=== Problem ===
Please reproduce every record, keeping each one exactly as written.

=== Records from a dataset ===
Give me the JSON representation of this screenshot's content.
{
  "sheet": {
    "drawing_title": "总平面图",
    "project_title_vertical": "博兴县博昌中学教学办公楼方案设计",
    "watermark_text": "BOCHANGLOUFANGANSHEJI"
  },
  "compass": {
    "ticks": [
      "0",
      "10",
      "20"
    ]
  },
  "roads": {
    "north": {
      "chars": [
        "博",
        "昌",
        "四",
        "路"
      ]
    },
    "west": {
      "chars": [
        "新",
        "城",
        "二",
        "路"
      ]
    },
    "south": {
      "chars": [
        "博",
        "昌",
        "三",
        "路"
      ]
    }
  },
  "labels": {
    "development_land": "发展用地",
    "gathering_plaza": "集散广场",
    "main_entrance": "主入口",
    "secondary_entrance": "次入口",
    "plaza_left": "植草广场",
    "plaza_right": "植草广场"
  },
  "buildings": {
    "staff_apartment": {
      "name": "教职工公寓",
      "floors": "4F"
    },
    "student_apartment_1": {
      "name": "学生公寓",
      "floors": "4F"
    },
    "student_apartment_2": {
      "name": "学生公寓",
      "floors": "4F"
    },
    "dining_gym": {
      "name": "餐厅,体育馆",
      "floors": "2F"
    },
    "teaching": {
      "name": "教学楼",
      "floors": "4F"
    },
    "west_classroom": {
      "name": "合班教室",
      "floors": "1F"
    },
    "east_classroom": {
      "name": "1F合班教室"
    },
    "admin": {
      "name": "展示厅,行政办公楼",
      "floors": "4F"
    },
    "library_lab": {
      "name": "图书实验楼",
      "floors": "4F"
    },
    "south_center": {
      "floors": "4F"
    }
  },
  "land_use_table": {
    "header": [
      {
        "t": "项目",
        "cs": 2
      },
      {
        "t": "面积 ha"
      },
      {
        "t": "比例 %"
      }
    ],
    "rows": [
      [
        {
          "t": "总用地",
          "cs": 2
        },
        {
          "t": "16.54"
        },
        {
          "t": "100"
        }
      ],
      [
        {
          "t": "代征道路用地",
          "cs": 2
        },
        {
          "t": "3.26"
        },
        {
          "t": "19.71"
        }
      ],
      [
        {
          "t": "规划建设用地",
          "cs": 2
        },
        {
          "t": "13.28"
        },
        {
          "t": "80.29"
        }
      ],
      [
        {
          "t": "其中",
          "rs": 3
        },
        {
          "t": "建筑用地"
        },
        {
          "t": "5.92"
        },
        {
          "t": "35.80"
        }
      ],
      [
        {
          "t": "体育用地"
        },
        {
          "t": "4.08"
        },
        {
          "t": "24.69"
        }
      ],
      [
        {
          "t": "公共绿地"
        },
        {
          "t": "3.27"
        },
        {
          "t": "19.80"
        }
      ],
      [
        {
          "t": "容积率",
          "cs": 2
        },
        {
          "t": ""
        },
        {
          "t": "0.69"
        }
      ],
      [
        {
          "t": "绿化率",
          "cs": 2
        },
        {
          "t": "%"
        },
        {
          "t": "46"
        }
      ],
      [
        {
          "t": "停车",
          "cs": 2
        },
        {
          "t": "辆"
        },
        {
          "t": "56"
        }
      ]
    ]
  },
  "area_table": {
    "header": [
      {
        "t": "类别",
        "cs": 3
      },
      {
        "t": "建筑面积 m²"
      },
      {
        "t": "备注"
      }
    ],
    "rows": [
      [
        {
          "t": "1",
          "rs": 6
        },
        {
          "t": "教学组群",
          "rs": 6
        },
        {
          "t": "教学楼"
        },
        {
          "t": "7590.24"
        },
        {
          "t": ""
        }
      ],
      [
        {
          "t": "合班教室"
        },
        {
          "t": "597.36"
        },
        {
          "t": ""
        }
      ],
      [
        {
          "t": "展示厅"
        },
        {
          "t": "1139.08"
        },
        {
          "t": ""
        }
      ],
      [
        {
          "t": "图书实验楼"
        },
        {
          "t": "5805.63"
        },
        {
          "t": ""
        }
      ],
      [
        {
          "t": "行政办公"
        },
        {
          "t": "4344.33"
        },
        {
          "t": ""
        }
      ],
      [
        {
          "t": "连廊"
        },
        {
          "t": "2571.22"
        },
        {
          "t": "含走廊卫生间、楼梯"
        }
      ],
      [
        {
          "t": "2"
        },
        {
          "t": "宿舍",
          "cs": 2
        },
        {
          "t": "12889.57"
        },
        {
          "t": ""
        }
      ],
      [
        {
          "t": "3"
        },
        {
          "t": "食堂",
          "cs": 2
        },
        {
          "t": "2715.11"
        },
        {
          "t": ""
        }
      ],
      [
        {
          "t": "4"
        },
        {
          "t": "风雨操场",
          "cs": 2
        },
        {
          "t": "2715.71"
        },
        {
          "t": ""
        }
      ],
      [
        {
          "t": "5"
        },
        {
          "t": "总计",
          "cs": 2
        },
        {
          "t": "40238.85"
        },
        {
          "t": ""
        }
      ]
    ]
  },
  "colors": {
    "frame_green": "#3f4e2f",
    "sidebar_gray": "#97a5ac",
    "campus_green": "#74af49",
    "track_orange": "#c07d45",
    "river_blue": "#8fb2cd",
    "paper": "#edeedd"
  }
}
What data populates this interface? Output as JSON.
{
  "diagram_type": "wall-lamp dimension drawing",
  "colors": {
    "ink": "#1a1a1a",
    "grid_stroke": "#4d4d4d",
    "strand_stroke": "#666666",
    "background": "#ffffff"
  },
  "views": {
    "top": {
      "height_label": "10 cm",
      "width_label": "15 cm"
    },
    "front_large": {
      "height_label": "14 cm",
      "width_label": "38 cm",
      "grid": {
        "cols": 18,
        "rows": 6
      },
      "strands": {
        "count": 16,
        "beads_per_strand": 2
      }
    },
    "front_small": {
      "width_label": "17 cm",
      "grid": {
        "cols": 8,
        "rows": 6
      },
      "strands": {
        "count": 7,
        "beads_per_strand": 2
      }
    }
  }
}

=== Problem solution ===
Give me the JSON representation of this screenshot's content.
{
  "sheet": {
    "drawing_title": "总平面图",
    "project_title_vertical": "博兴县博昌中学教学办公楼方案设计",
    "watermark_text": "BOCHANGLOUFANGANSHEJI"
  },
  "compass": {
    "ticks": [
      "0",
      "10",
      "20"
    ]
  },
  "roads": {
    "north": {
      "chars": [
        "博",
        "昌",
        "四",
        "路"
      ]
    },
    "west": {
      "chars": [
        "新",
        "城",
        "二",
        "路"
      ]
    },
    "south": {
      "chars": [
        "博",
        "昌",
        "三",
        "路"
      ]
    }
  },
  "labels": {
    "development_land": "发展用地",
    "gathering_plaza": "集散广场",
    "main_entrance": "主入口",
    "secondary_entrance": "次入口",
    "plaza_left": "植草广场",
    "plaza_right": "植草广场"
  },
  "buildings": {
    "staff_apartment": {
      "name": "教职工公寓",
      "floors": "4F"
    },
    "student_apartment_1": {
      "name": "学生公寓",
      "floors": "4F"
    },
    "student_apartment_2": {
      "name": "学生公寓",
      "floors": "4F"
    },
    "dining_gym": {
      "name": "餐厅,体育馆",
      "floors": "2F"
    },
    "teaching": {
      "name": "教学楼",
      "floors": "4F"
    },
    "west_classroom": {
      "name": "合班教室",
      "floors": "1F"
    },
    "east_classroom": {
      "name": "1F合班教室"
    },
    "admin": {
      "name": "展示厅,行政办公楼",
      "floors": "4F"
    },
    "library_lab": {
      "name": "图书实验楼",
      "floors": "4F"
    },
    "south_center": {
      "floors": "4F"
    }
  },
  "land_use_table": {
    "header": [
      {
        "t": "项目",
        "cs": 2
      },
      {
        "t": "面积 ha"
      },
      {
        "t": "比例 %"
      }
    ],
    "rows": [
      [
        {
          "t": "总用地",
          "cs": 2
        },
        {
          "t": "16.54"
        },
        {
          "t": "100"
        }
      ],
      [
        {
          "t": "代征道路用地",
          "cs": 2
        },
        {
          "t": "3.26"
        },
        {
          "t": "19.71"
        }
      ],
      [
        {
          "t": "规划建设用地",
          "cs": 2
        },
        {
          "t": "13.28"
        },
        {
          "t": "80.29"
        }
      ],
      [
        {
          "t": "其中",
          "rs": 3
        },
        {
          "t": "建筑用地"
        },
        {
          "t": "5.92"
        },
        {
          "t": "35.80"
        }
      ],
      [
        {
          "t": "体育用地"
        },
        {
          "t": "4.08"
        },
        {
          "t": "24.69"
        }
      ],
      [
        {
          "t": "公共绿地"
        },
        {
          "t": "3.27"
        },
        {
          "t": "19.80"
        }
      ],
      [
        {
          "t": "容积率",
          "cs": 2
        },
        {
          "t": ""
        },
        {
          "t": "0.69"
        }
      ],
      [
        {
          "t": "绿化率",
          "cs": 2
        },
        {
          "t": "%"
        },
        {
          "t": "46"
        }
      ],
      [
        {
          "t": "停车",
          "cs": 2
        },
        {
          "t": "辆"
        },
        {
          "t": "56"
        }
      ]
    ]
  },
  "area_table": {
    "header": [
      {
        "t": "类别",
        "cs": 3
      },
      {
        "t": "建筑面积 m²"
      },
      {
        "t": "备注"
      }
    ],
    "rows": [
      [
        {
          "t": "1",
          "rs": 6
        },
        {
          "t": "教学组群",
          "rs": 6
        },
        {
          "t": "教学楼"
        },
        {
          "t": "7590.24"
        },
        {
          "t": ""
        }
      ],
      [
        {
          "t": "合班教室"
        },
        {
          "t": "597.36"
        },
        {
          "t": ""
        }
      ],
      [
        {
          "t": "展示厅"
        },
        {
          "t": "1139.08"
        },
        {
          "t": ""
        }
      ],
      [
        {
          "t": "图书实验楼"
        },
        {
          "t": "5805.63"
        },
        {
          "t": ""
        }
      ],
      [
        {
          "t": "行政办公"
        },
        {
          "t": "4344.33"
        },
        {
          "t": ""
        }
      ],
      [
        {
          "t": "连廊"
        },
        {
          "t": "2571.22"
        },
        {
          "t": "含走廊卫生间、楼梯"
        }
      ],
      [
        {
          "t": "2"
        },
        {
          "t": "宿舍",
          "cs": 2
        },
        {
          "t": "12889.57"
        },
        {
          "t": ""
        }
      ],
      [
        {
          "t": "3"
        },
        {
          "t": "食堂",
          "cs": 2
        },
        {
          "t": "2715.11"
        },
        {
          "t": ""
        }
      ],
      [
        {
          "t": "4"
        },
        {
          "t": "风雨操场",
          "cs": 2
        },
        {
          "t": "2715.71"
        },
        {
          "t": ""
        }
      ],
      [
        {
          "t": "5"
        },
        {
          "t": "总计",
          "cs": 2
        },
        {
          "t": "40238.85"
        },
        {
          "t": ""
        }
      ]
    ]
  },
  "colors": {
    "frame_green": "#3f4e2f",
    "sidebar_gray": "#97a5ac",
    "campus_green": "#74af49",
    "track_orange": "#c07d45",
    "river_blue": "#8fb2cd",
    "paper": "#edeedd"
  }
}
What data populates this interface? Output as JSON.
{
  "diagram_type": "wall-lamp dimension drawing",
  "colors": {
    "ink": "#1a1a1a",
    "grid_stroke": "#4d4d4d",
    "strand_stroke": "#666666",
    "background": "#ffffff"
  },
  "views": {
    "top": {
      "height_label": "10 cm",
      "width_label": "15 cm"
    },
    "front_large": {
      "height_label": "14 cm",
      "width_label": "38 cm",
      "grid": {
        "cols": 18,
        "rows": 6
      },
      "strands": {
        "count": 16,
        "beads_per_strand": 2
      }
    },
    "front_small": {
      "width_label": "17 cm",
      "grid": {
        "cols": 8,
        "rows": 6
      },
      "strands": {
        "count": 7,
        "beads_per_strand": 2
      }
    }
  }
}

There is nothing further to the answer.